◆ Aim of the task
In this exercise, return the whole listing exactly, excluding any images.
== Data for processing
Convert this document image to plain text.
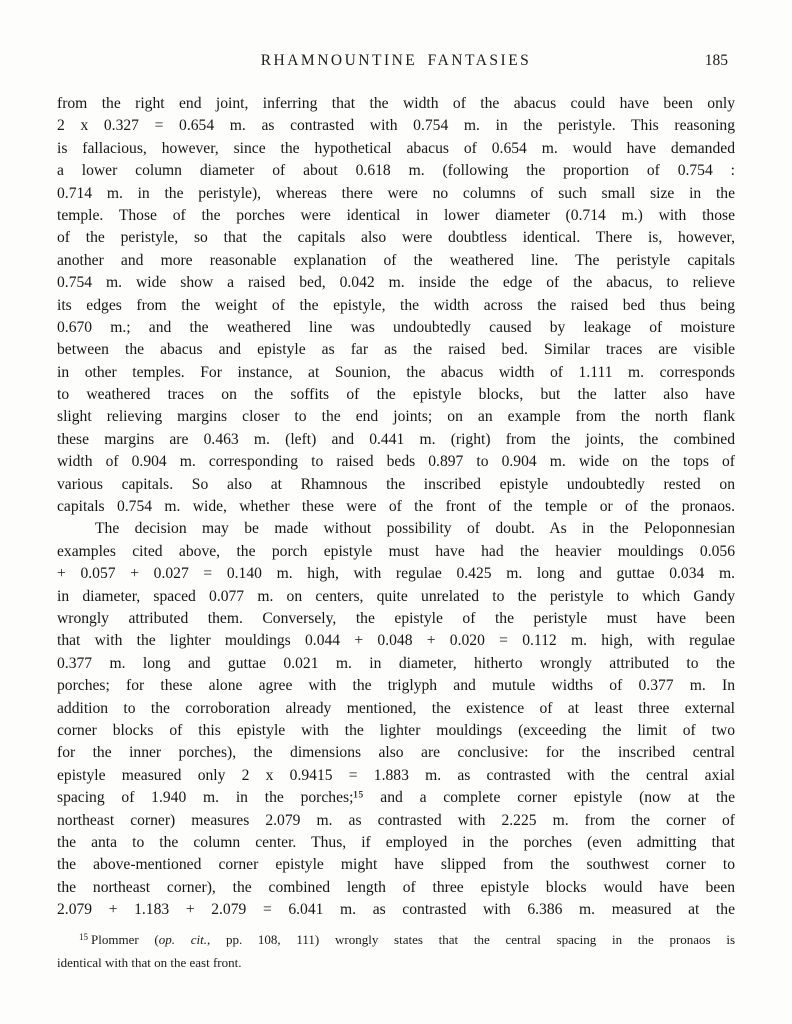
RHAMNOUNTINE FANTASIES	185
from the right end joint, inferring that the width of the abacus could have been only
2 x 0.327 = 0.654 m. as contrasted with 0.754 m. in the peristyle. This reasoning
is fallacious, however, since the hypothetical abacus of 0.654 m. would have demanded
a lower column diameter of about 0.618 m. (following the proportion of 0.754 :
0.714 m. in the peristyle), whereas there were no columns of such small size in the
temple. Those of the porches were identical in lower diameter (0.714 m.) with those
of the peristyle, so that the capitals also were doubtless identical. There is, however,
another and more reasonable explanation of the weathered line. The peristyle capitals
0.754 m. wide show a raised bed, 0.042 m. inside the edge of the abacus, to relieve
its edges from the weight of the epistyle, the width across the raised bed thus being
0.670 m.; and the weathered line was undoubtedly caused by leakage of moisture
between the abacus and epistyle as far as the raised bed. Similar traces are visible
in other temples. For instance, at Sounion, the abacus width of 1.111 m. corresponds
to weathered traces on the soffits of the epistyle blocks, but the latter also have
slight relieving margins closer to the end joints; on an example from the north flank
these margins are 0.463 m. (left) and 0.441 m. (right) from the joints, the combined
width of 0.904 m. corresponding to raised beds 0.897 to 0.904 m. wide on the tops of
various capitals. So also at Rhamnous the inscribed epistyle undoubtedly rested on
capitals 0.754 m. wide, whether these were of the front of the temple or of the pronaos.
The decision may be made without possibility of doubt. As in the Peloponnesian
examples cited above, the porch epistyle must have had the heavier mouldings 0.056
+ 0.057 + 0.027 = 0.140 m. high, with regulae 0.425 m. long and guttae 0.034 m.
in diameter, spaced 0.077 m. on centers, quite unrelated to the peristyle to which Gandy
wrongly attributed them. Conversely, the epistyle of the peristyle must have been
that with the lighter mouldings 0.044 + 0.048 + 0.020 = 0.112 m. high, with regulae
0.377 m. long and guttae 0.021 m. in diameter, hitherto wrongly attributed to the
porches; for these alone agree with the triglyph and mutule widths of 0.377 m. In
addition to the corroboration already mentioned, the existence of at least three external
corner blocks of this epistyle with the lighter mouldings (exceeding the limit of two
for the inner porches), the dimensions also are conclusive: for the inscribed central
epistyle measured only 2 x 0.9415 = 1.883 m. as contrasted with the central axial
spacing of 1.940 m. in the porches;¹⁵ and a complete corner epistyle (now at the
northeast corner) measures 2.079 m. as contrasted with 2.225 m. from the corner of
the anta to the column center. Thus, if employed in the porches (even admitting that
the above-mentioned corner epistyle might have slipped from the southwest corner to
the northeast corner), the combined length of three epistyle blocks would have been
2.079 + 1.183 + 2.079 = 6.041 m. as contrasted with 6.386 m. measured at the
$^{15}$ Plommer (op. cit., pp. 108, 111) wrongly states that the central spacing in the pronaos is
identical with that on the east front.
====
◆ Answer in full
Convert this document image to plain text.
RHAMNOUNTINE FANTASIES	185
from the right end joint, inferring that the width of the abacus could have been only
2 x 0.327 = 0.654 m. as contrasted with 0.754 m. in the peristyle. This reasoning
is fallacious, however, since the hypothetical abacus of 0.654 m. would have demanded
a lower column diameter of about 0.618 m. (following the proportion of 0.754 :
0.714 m. in the peristyle), whereas there were no columns of such small size in the
temple. Those of the porches were identical in lower diameter (0.714 m.) with those
of the peristyle, so that the capitals also were doubtless identical. There is, however,
another and more reasonable explanation of the weathered line. The peristyle capitals
0.754 m. wide show a raised bed, 0.042 m. inside the edge of the abacus, to relieve
its edges from the weight of the epistyle, the width across the raised bed thus being
0.670 m.; and the weathered line was undoubtedly caused by leakage of moisture
between the abacus and epistyle as far as the raised bed. Similar traces are visible
in other temples. For instance, at Sounion, the abacus width of 1.111 m. corresponds
to weathered traces on the soffits of the epistyle blocks, but the latter also have
slight relieving margins closer to the end joints; on an example from the north flank
these margins are 0.463 m. (left) and 0.441 m. (right) from the joints, the combined
width of 0.904 m. corresponding to raised beds 0.897 to 0.904 m. wide on the tops of
various capitals. So also at Rhamnous the inscribed epistyle undoubtedly rested on
capitals 0.754 m. wide, whether these were of the front of the temple or of the pronaos.
The decision may be made without possibility of doubt. As in the Peloponnesian
examples cited above, the porch epistyle must have had the heavier mouldings 0.056
+ 0.057 + 0.027 = 0.140 m. high, with regulae 0.425 m. long and guttae 0.034 m.
in diameter, spaced 0.077 m. on centers, quite unrelated to the peristyle to which Gandy
wrongly attributed them. Conversely, the epistyle of the peristyle must have been
that with the lighter mouldings 0.044 + 0.048 + 0.020 = 0.112 m. high, with regulae
0.377 m. long and guttae 0.021 m. in diameter, hitherto wrongly attributed to the
porches; for these alone agree with the triglyph and mutule widths of 0.377 m. In
addition to the corroboration already mentioned, the existence of at least three external
corner blocks of this epistyle with the lighter mouldings (exceeding the limit of two
for the inner porches), the dimensions also are conclusive: for the inscribed central
epistyle measured only 2 x 0.9415 = 1.883 m. as contrasted with the central axial
spacing of 1.940 m. in the porches;¹⁵ and a complete corner epistyle (now at the
northeast corner) measures 2.079 m. as contrasted with 2.225 m. from the corner of
the anta to the column center. Thus, if employed in the porches (even admitting that
the above-mentioned corner epistyle might have slipped from the southwest corner to
the northeast corner), the combined length of three epistyle blocks would have been
2.079 + 1.183 + 2.079 = 6.041 m. as contrasted with 6.386 m. measured at the
$^{15}$ Plommer (op. cit., pp. 108, 111) wrongly states that the central spacing in the pronaos is
identical with that on the east front.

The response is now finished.